§ Information provided
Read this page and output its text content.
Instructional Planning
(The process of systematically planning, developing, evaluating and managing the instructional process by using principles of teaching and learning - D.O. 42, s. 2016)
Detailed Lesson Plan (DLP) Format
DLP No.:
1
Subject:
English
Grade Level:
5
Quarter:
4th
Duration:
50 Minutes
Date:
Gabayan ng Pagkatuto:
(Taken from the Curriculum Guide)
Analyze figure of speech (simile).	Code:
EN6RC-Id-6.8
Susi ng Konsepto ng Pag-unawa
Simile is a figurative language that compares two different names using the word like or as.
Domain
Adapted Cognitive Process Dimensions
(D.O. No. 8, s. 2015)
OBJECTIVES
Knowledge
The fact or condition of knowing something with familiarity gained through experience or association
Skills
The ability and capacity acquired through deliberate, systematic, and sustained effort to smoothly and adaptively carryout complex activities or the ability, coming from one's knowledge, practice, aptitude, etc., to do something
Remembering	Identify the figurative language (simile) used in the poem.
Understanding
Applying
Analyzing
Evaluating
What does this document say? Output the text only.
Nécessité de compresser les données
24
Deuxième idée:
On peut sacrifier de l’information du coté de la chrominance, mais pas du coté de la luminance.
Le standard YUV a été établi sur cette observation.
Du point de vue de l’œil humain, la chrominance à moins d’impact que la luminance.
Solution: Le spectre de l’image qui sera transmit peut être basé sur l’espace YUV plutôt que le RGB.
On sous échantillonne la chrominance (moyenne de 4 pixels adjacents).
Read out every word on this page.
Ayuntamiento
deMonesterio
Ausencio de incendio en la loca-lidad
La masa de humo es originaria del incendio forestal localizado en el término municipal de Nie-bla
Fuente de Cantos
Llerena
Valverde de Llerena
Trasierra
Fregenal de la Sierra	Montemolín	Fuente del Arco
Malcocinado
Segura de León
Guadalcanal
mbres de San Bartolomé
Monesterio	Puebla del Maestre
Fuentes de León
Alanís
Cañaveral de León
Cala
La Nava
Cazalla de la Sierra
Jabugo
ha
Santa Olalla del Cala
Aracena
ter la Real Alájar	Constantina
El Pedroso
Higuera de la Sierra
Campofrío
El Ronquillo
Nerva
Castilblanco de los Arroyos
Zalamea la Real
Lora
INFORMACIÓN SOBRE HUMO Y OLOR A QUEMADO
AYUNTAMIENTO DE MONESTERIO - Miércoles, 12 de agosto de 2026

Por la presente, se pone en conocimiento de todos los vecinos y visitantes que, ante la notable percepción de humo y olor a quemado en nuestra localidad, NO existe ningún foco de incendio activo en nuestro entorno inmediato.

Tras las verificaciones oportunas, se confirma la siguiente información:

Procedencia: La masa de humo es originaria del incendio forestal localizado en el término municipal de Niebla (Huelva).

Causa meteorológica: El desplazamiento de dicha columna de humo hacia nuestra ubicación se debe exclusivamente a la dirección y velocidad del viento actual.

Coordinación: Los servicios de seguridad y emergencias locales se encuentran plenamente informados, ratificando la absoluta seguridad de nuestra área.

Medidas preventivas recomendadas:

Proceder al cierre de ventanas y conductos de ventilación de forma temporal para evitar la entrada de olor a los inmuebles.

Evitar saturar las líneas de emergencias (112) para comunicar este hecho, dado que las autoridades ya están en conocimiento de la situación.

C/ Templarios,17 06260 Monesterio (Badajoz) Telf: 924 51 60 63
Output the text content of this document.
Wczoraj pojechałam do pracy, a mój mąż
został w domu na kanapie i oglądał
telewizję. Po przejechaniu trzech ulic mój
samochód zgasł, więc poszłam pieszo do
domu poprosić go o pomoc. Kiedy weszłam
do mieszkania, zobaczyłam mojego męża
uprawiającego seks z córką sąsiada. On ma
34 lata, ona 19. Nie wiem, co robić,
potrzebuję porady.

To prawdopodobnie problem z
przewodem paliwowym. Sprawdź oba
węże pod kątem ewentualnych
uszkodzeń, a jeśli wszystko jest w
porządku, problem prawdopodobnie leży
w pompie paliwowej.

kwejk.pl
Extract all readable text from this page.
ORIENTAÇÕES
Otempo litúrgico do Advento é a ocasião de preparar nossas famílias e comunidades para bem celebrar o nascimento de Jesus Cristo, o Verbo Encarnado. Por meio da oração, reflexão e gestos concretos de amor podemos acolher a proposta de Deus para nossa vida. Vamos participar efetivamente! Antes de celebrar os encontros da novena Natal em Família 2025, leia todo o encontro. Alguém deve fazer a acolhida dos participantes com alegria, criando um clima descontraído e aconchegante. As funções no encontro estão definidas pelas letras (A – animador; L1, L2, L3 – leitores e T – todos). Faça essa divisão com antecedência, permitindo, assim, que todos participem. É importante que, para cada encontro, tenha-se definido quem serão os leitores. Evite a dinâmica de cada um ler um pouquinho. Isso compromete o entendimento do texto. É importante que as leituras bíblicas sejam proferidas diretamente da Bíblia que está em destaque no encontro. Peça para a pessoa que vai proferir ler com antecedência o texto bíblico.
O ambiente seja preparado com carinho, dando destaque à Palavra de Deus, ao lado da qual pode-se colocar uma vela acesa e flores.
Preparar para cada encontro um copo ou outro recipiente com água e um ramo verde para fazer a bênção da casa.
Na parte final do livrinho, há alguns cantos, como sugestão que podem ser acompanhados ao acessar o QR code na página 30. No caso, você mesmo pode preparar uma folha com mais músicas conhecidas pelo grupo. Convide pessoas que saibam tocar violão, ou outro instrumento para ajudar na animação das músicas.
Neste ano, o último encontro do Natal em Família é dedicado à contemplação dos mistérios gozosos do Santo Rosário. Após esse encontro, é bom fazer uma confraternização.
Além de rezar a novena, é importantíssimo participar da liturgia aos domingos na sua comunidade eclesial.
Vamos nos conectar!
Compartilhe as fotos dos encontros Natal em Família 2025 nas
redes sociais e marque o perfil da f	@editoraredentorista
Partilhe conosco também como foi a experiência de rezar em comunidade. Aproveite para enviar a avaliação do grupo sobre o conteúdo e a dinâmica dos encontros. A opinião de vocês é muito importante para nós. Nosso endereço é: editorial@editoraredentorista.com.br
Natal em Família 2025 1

§ What is being asked
Reproduce the full set of records precisely.

§ Answer to the task
Read this page and output its text content.
Instructional Planning
(The process of systematically planning, developing, evaluating and managing the instructional process by using principles of teaching and learning - D.O. 42, s. 2016)
Detailed Lesson Plan (DLP) Format
DLP No.:
1
Subject:
English
Grade Level:
5
Quarter:
4th
Duration:
50 Minutes
Date:
Gabayan ng Pagkatuto:
(Taken from the Curriculum Guide)
Analyze figure of speech (simile).	Code:
EN6RC-Id-6.8
Susi ng Konsepto ng Pag-unawa
Simile is a figurative language that compares two different names using the word like or as.
Domain
Adapted Cognitive Process Dimensions
(D.O. No. 8, s. 2015)
OBJECTIVES
Knowledge
The fact or condition of knowing something with familiarity gained through experience or association
Skills
The ability and capacity acquired through deliberate, systematic, and sustained effort to smoothly and adaptively carryout complex activities or the ability, coming from one's knowledge, practice, aptitude, etc., to do something
Remembering	Identify the figurative language (simile) used in the poem.
Understanding
Applying
Analyzing
Evaluating
What does this document say? Output the text only.
Nécessité de compresser les données
24
Deuxième idée:
On peut sacrifier de l’information du coté de la chrominance, mais pas du coté de la luminance.
Le standard YUV a été établi sur cette observation.
Du point de vue de l’œil humain, la chrominance à moins d’impact que la luminance.
Solution: Le spectre de l’image qui sera transmit peut être basé sur l’espace YUV plutôt que le RGB.
On sous échantillonne la chrominance (moyenne de 4 pixels adjacents).
Read out every word on this page.
Ayuntamiento
deMonesterio
Ausencio de incendio en la loca-lidad
La masa de humo es originaria del incendio forestal localizado en el término municipal de Nie-bla
Fuente de Cantos
Llerena
Valverde de Llerena
Trasierra
Fregenal de la Sierra	Montemolín	Fuente del Arco
Malcocinado
Segura de León
Guadalcanal
mbres de San Bartolomé
Monesterio	Puebla del Maestre
Fuentes de León
Alanís
Cañaveral de León
Cala
La Nava
Cazalla de la Sierra
Jabugo
ha
Santa Olalla del Cala
Aracena
ter la Real Alájar	Constantina
El Pedroso
Higuera de la Sierra
Campofrío
El Ronquillo
Nerva
Castilblanco de los Arroyos
Zalamea la Real
Lora
INFORMACIÓN SOBRE HUMO Y OLOR A QUEMADO
AYUNTAMIENTO DE MONESTERIO - Miércoles, 12 de agosto de 2026

Por la presente, se pone en conocimiento de todos los vecinos y visitantes que, ante la notable percepción de humo y olor a quemado en nuestra localidad, NO existe ningún foco de incendio activo en nuestro entorno inmediato.

Tras las verificaciones oportunas, se confirma la siguiente información:

Procedencia: La masa de humo es originaria del incendio forestal localizado en el término municipal de Niebla (Huelva).

Causa meteorológica: El desplazamiento de dicha columna de humo hacia nuestra ubicación se debe exclusivamente a la dirección y velocidad del viento actual.

Coordinación: Los servicios de seguridad y emergencias locales se encuentran plenamente informados, ratificando la absoluta seguridad de nuestra área.

Medidas preventivas recomendadas:

Proceder al cierre de ventanas y conductos de ventilación de forma temporal para evitar la entrada de olor a los inmuebles.

Evitar saturar las líneas de emergencias (112) para comunicar este hecho, dado que las autoridades ya están en conocimiento de la situación.

C/ Templarios,17 06260 Monesterio (Badajoz) Telf: 924 51 60 63
Output the text content of this document.
Wczoraj pojechałam do pracy, a mój mąż
został w domu na kanapie i oglądał
telewizję. Po przejechaniu trzech ulic mój
samochód zgasł, więc poszłam pieszo do
domu poprosić go o pomoc. Kiedy weszłam
do mieszkania, zobaczyłam mojego męża
uprawiającego seks z córką sąsiada. On ma
34 lata, ona 19. Nie wiem, co robić,
potrzebuję porady.

To prawdopodobnie problem z
przewodem paliwowym. Sprawdź oba
węże pod kątem ewentualnych
uszkodzeń, a jeśli wszystko jest w
porządku, problem prawdopodobnie leży
w pompie paliwowej.

kwejk.pl
Extract all readable text from this page.
ORIENTAÇÕES
Otempo litúrgico do Advento é a ocasião de preparar nossas famílias e comunidades para bem celebrar o nascimento de Jesus Cristo, o Verbo Encarnado. Por meio da oração, reflexão e gestos concretos de amor podemos acolher a proposta de Deus para nossa vida. Vamos participar efetivamente! Antes de celebrar os encontros da novena Natal em Família 2025, leia todo o encontro. Alguém deve fazer a acolhida dos participantes com alegria, criando um clima descontraído e aconchegante. As funções no encontro estão definidas pelas letras (A – animador; L1, L2, L3 – leitores e T – todos). Faça essa divisão com antecedência, permitindo, assim, que todos participem. É importante que, para cada encontro, tenha-se definido quem serão os leitores. Evite a dinâmica de cada um ler um pouquinho. Isso compromete o entendimento do texto. É importante que as leituras bíblicas sejam proferidas diretamente da Bíblia que está em destaque no encontro. Peça para a pessoa que vai proferir ler com antecedência o texto bíblico.
O ambiente seja preparado com carinho, dando destaque à Palavra de Deus, ao lado da qual pode-se colocar uma vela acesa e flores.
Preparar para cada encontro um copo ou outro recipiente com água e um ramo verde para fazer a bênção da casa.
Na parte final do livrinho, há alguns cantos, como sugestão que podem ser acompanhados ao acessar o QR code na página 30. No caso, você mesmo pode preparar uma folha com mais músicas conhecidas pelo grupo. Convide pessoas que saibam tocar violão, ou outro instrumento para ajudar na animação das músicas.
Neste ano, o último encontro do Natal em Família é dedicado à contemplação dos mistérios gozosos do Santo Rosário. Após esse encontro, é bom fazer uma confraternização.
Além de rezar a novena, é importantíssimo participar da liturgia aos domingos na sua comunidade eclesial.
Vamos nos conectar!
Compartilhe as fotos dos encontros Natal em Família 2025 nas
redes sociais e marque o perfil da f	@editoraredentorista
Partilhe conosco também como foi a experiência de rezar em comunidade. Aproveite para enviar a avaliação do grupo sobre o conteúdo e a dinâmica dos encontros. A opinião de vocês é muito importante para nós. Nosso endereço é: editorial@editoraredentorista.com.br
Natal em Família 2025 1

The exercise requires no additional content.